** Start of Supplied information **

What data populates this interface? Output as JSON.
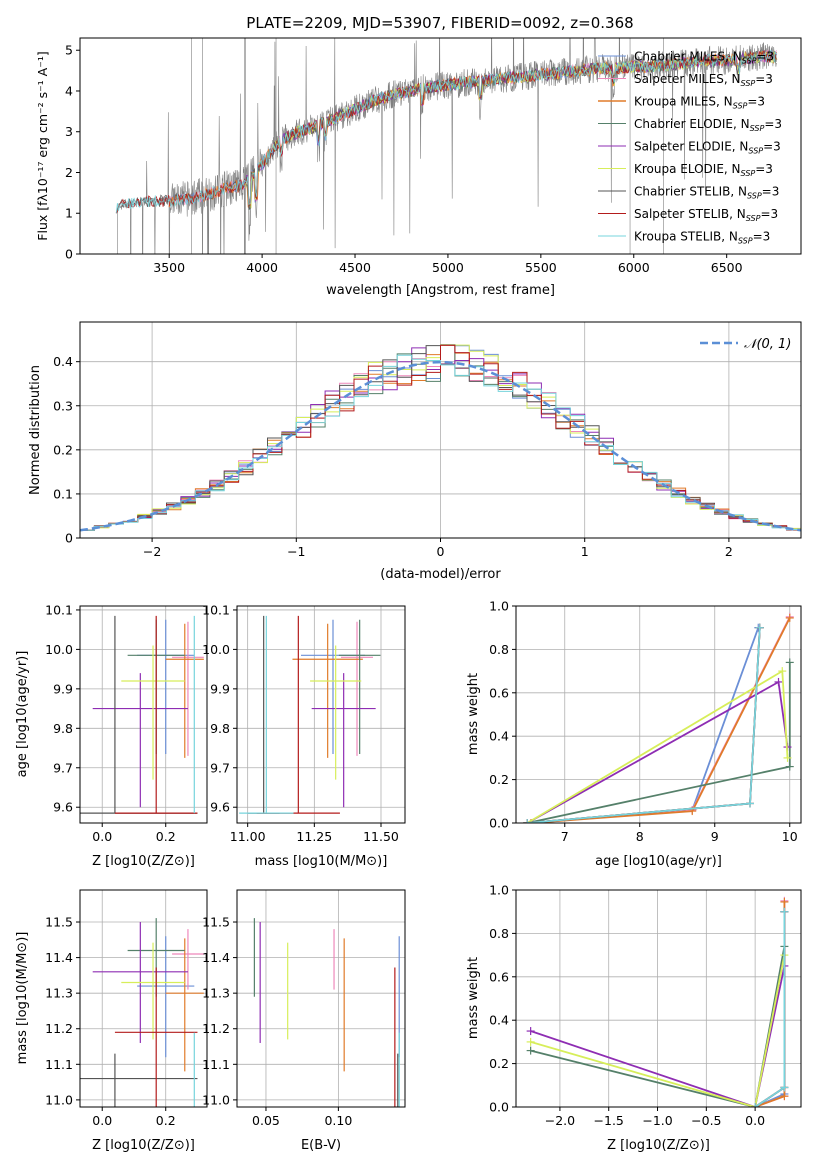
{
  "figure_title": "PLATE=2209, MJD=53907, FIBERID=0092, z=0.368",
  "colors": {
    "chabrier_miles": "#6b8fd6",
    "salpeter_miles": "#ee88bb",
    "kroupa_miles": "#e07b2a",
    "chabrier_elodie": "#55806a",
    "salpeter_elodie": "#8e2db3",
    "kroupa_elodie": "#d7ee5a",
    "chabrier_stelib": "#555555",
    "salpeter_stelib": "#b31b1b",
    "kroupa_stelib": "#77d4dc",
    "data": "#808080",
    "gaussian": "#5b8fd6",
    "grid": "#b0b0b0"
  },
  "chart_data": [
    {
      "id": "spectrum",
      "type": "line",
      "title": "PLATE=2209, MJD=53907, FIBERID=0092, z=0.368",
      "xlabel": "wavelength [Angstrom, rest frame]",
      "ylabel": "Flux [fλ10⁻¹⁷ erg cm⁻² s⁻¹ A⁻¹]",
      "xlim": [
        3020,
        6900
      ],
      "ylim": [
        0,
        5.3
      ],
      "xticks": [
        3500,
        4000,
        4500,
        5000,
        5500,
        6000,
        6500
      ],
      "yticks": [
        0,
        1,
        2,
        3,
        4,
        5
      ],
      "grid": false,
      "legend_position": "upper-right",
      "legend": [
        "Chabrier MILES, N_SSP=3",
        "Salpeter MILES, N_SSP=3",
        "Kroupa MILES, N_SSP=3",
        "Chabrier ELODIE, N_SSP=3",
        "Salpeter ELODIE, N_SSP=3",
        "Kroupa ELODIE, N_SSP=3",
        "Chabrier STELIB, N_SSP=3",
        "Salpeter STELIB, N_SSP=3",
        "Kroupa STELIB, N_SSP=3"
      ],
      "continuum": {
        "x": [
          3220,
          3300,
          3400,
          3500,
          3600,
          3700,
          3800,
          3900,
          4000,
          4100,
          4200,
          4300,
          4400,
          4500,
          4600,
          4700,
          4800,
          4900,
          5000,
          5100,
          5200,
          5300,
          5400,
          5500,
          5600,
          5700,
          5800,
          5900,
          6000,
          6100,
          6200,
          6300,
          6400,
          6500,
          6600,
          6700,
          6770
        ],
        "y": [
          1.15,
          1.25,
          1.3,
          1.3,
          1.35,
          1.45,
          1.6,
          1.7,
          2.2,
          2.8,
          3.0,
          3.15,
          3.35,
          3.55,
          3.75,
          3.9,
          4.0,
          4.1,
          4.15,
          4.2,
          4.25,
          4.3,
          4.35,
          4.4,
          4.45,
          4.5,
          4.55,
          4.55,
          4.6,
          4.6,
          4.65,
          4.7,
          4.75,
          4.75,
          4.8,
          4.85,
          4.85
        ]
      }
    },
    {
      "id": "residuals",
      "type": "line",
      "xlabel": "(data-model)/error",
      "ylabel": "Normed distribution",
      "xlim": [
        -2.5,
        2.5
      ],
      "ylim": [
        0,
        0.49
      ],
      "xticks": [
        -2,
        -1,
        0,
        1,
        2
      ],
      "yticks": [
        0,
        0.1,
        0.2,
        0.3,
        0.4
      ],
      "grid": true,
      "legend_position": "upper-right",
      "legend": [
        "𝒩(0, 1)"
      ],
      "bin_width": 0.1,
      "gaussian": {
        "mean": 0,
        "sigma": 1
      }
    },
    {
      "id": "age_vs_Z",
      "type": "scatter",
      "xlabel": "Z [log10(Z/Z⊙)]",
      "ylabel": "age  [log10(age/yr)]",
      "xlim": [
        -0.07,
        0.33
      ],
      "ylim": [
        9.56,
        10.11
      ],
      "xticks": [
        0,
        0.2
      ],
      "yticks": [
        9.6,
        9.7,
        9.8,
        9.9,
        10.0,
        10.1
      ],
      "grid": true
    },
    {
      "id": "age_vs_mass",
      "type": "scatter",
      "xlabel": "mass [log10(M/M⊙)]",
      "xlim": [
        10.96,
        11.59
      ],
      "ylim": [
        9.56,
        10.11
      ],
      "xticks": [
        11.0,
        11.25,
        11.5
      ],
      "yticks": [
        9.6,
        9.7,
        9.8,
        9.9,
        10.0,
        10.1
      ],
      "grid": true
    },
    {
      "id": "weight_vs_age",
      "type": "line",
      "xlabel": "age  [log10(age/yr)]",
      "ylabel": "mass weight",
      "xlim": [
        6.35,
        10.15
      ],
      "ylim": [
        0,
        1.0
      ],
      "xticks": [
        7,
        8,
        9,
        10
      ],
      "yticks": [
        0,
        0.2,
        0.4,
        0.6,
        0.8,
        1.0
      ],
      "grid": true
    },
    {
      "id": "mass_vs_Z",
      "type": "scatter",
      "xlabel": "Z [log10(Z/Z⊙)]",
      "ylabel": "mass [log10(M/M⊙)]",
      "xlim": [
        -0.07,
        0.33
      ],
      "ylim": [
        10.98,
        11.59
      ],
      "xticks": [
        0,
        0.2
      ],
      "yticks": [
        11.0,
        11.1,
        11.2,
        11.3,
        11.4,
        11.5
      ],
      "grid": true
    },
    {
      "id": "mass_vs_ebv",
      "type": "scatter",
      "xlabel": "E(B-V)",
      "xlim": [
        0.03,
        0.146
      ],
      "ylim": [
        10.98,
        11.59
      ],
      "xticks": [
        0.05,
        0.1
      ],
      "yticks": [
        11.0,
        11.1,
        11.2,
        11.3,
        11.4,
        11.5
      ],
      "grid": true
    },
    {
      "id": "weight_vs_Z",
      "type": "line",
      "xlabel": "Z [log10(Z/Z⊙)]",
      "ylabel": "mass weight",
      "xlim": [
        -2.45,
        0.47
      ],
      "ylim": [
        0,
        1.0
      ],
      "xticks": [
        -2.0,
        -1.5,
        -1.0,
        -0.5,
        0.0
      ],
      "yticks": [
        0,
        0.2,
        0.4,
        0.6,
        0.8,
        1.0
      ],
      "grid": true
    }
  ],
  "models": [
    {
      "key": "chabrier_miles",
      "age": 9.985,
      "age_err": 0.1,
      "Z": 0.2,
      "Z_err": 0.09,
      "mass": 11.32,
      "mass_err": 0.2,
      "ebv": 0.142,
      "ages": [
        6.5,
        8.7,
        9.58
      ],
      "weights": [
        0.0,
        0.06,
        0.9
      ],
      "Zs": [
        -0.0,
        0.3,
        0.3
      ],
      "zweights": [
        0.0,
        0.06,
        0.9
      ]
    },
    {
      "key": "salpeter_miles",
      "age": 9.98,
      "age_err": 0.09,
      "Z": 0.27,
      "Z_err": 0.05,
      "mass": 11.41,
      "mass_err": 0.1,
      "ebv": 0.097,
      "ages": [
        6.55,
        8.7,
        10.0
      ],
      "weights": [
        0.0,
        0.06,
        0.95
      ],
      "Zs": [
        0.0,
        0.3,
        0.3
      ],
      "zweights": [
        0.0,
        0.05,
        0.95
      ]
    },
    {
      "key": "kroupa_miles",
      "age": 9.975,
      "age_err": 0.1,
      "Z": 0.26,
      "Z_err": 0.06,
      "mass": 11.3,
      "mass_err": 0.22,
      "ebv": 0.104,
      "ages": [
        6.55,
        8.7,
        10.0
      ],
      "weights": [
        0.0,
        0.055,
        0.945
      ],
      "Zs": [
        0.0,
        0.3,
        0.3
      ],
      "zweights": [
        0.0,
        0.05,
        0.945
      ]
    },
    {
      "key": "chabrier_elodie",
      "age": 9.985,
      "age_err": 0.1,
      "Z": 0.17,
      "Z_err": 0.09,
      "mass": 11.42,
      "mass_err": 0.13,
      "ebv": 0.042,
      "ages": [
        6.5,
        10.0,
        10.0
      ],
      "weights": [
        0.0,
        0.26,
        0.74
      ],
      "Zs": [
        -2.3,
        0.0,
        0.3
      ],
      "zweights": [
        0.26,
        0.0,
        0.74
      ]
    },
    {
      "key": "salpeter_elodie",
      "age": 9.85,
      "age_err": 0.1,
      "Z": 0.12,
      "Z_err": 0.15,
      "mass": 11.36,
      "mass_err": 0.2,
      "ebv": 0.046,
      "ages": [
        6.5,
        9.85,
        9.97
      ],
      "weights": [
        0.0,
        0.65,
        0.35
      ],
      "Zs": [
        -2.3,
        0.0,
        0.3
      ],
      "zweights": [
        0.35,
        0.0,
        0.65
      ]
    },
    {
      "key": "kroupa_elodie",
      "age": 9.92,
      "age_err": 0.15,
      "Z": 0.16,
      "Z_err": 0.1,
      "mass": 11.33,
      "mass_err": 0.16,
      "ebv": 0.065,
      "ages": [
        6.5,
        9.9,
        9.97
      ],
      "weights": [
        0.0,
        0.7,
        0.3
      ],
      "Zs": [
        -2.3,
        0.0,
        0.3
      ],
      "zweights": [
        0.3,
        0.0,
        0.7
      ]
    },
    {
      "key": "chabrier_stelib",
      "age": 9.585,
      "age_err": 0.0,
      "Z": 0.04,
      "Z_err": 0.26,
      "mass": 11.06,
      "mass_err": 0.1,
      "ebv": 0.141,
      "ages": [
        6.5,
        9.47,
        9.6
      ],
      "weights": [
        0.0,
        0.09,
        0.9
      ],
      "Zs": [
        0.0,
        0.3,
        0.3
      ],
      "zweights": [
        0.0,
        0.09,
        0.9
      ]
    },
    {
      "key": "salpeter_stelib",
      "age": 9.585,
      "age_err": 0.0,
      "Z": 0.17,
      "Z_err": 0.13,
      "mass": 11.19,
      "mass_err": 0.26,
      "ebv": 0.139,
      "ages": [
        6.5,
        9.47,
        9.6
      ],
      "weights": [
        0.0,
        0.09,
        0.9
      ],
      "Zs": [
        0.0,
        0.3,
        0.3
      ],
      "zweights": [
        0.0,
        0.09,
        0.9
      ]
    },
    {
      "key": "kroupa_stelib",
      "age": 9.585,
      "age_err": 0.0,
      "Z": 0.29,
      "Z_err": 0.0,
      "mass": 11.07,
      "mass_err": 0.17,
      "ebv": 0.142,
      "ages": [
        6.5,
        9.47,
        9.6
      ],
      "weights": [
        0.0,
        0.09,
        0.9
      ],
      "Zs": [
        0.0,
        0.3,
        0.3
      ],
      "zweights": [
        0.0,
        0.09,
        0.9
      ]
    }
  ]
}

** End of Supplied information **
** Start of Supplied information **

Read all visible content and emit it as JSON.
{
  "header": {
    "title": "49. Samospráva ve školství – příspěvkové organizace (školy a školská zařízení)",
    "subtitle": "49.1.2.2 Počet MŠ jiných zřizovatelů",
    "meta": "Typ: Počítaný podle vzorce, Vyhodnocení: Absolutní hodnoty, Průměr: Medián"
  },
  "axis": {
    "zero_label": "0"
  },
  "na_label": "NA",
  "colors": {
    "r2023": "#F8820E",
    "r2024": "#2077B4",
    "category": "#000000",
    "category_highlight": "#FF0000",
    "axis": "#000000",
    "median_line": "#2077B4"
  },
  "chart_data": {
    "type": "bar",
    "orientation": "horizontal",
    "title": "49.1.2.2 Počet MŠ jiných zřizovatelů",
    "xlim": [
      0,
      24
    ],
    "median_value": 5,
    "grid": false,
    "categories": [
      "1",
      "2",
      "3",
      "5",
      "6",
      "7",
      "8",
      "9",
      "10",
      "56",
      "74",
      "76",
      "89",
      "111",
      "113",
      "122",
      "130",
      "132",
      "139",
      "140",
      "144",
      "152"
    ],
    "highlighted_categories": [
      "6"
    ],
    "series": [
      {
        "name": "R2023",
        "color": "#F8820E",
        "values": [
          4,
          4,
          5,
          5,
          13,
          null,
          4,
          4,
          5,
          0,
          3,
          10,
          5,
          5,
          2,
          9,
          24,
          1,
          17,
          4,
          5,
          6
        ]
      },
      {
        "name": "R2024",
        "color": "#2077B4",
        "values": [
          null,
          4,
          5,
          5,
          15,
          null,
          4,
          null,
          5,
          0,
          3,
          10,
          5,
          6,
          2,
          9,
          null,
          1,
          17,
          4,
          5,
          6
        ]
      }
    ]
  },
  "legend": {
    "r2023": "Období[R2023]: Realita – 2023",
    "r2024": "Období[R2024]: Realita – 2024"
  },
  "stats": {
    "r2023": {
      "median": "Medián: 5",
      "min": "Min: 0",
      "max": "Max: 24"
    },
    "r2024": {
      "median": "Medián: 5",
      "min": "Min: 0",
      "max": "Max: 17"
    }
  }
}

** End of Supplied information **

What you should do — From the entries above, select each line containing the string "Období".

Solution —
    "r2023": "Období[R2023]: Realita – 2023",
    "r2024": "Období[R2024]: Realita – 2024"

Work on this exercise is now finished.